**Aim:**
Work through the data below and give the number of lines holding "that", nothing more.

**Supplied information:**
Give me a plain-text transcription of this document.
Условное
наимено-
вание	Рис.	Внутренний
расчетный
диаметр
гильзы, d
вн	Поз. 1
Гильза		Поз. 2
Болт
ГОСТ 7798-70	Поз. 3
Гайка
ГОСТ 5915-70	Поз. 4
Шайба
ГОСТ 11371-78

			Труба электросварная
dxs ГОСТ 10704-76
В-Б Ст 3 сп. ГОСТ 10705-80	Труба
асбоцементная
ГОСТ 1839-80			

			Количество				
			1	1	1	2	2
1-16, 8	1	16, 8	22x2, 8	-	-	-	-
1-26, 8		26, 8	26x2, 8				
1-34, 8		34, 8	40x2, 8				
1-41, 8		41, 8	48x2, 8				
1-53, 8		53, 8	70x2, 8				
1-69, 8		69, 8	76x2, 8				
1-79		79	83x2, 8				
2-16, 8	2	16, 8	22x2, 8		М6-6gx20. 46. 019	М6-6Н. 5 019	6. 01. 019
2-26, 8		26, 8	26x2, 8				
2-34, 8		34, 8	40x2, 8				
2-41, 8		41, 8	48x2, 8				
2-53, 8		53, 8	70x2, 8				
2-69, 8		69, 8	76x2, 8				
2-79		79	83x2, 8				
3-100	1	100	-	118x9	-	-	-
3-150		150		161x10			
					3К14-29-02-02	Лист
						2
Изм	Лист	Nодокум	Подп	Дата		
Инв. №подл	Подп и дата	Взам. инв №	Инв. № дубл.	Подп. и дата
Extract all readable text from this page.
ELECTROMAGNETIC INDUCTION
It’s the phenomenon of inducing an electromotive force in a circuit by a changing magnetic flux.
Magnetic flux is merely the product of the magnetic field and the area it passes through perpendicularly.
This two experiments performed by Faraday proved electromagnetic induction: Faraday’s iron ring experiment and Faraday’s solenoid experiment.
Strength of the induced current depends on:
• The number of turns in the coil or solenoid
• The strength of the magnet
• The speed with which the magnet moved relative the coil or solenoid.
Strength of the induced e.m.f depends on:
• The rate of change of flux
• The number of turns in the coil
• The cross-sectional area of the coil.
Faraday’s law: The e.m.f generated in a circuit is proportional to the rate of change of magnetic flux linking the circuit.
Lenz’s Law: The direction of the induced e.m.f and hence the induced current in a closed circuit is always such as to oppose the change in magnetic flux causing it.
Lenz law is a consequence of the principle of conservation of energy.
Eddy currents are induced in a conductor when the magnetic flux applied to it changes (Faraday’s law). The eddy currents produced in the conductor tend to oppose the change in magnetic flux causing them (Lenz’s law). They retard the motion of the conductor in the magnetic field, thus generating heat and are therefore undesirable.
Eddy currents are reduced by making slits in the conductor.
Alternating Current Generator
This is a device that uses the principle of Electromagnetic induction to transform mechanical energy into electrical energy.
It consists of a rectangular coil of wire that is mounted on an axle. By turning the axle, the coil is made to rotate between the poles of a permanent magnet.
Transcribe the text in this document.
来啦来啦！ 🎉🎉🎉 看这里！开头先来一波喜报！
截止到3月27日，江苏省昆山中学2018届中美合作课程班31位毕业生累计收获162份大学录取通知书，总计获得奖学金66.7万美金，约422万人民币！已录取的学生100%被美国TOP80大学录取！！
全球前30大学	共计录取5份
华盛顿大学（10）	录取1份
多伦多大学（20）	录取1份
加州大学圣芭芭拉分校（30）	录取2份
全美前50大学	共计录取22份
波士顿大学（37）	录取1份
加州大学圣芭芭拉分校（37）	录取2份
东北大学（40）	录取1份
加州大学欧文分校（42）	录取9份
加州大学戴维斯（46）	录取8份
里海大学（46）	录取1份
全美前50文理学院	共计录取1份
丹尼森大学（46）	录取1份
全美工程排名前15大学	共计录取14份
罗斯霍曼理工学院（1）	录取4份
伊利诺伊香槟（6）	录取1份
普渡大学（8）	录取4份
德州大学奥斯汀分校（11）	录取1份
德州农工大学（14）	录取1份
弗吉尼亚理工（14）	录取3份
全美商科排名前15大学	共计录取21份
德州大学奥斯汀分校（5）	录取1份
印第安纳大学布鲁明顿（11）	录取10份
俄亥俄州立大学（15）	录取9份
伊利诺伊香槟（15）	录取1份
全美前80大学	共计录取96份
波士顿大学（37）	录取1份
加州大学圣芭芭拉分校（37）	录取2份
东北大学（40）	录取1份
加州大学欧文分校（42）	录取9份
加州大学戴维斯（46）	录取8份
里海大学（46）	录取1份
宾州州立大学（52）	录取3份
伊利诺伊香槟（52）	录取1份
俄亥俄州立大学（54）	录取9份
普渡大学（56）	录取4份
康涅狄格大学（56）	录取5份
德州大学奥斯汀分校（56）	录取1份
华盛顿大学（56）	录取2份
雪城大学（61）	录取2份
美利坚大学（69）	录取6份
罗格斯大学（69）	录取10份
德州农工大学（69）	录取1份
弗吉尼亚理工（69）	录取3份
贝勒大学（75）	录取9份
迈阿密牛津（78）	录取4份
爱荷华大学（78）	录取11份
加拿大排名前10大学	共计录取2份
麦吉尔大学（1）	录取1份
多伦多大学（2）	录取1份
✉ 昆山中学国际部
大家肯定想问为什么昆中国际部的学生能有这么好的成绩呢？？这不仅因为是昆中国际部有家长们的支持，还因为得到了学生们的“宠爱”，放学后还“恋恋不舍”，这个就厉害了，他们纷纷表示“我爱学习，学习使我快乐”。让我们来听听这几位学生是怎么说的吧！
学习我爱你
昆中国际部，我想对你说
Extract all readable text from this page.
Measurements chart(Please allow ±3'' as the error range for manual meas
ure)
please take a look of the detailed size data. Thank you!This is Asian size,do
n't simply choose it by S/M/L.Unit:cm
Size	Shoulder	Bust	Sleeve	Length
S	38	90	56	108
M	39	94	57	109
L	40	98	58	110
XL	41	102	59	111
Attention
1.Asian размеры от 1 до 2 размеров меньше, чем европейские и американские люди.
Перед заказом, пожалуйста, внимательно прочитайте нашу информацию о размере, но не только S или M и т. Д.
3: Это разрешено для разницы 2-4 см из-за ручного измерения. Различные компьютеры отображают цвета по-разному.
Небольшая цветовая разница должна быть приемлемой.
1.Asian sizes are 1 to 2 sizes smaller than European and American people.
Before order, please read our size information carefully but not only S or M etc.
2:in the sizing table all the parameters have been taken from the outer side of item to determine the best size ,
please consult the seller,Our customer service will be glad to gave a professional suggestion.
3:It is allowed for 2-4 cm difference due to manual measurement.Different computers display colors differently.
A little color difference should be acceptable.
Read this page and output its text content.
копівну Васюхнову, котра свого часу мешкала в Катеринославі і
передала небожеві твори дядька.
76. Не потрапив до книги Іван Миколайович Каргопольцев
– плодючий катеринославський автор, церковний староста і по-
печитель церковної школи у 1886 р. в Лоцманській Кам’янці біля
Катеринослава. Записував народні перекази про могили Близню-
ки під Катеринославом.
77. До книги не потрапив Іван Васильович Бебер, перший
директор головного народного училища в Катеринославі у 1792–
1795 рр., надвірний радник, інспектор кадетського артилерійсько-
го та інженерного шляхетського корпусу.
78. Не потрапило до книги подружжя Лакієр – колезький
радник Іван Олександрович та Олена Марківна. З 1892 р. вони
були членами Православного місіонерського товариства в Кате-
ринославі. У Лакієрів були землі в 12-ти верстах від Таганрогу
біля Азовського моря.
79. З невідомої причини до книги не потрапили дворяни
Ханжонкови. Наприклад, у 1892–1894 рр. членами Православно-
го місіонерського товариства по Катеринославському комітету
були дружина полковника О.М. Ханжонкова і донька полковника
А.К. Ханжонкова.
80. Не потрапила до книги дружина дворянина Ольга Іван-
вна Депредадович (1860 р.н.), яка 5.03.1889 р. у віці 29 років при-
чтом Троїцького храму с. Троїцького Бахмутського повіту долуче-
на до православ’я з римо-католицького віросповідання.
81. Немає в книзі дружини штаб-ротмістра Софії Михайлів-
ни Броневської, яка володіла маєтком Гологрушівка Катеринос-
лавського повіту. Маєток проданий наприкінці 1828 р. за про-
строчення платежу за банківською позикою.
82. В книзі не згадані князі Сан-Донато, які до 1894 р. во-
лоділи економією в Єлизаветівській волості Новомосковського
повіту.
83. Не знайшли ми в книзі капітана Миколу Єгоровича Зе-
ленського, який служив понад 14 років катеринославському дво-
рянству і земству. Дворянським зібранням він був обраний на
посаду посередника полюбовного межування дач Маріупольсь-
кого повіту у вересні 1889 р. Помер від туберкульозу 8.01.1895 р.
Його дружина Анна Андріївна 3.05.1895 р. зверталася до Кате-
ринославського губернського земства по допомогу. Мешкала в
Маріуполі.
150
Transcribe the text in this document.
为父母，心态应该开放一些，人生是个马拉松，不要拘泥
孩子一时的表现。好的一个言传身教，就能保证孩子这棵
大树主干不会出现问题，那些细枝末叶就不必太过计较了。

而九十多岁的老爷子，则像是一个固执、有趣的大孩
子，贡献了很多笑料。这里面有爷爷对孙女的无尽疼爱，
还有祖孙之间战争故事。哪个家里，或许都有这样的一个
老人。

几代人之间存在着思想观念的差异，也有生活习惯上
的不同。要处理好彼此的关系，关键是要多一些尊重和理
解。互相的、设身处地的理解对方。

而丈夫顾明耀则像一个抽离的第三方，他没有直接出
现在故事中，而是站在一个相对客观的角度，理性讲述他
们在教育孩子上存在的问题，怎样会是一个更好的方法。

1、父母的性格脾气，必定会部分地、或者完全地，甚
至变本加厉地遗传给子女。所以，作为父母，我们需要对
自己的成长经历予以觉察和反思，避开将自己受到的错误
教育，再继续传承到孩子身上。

**Reply:**
2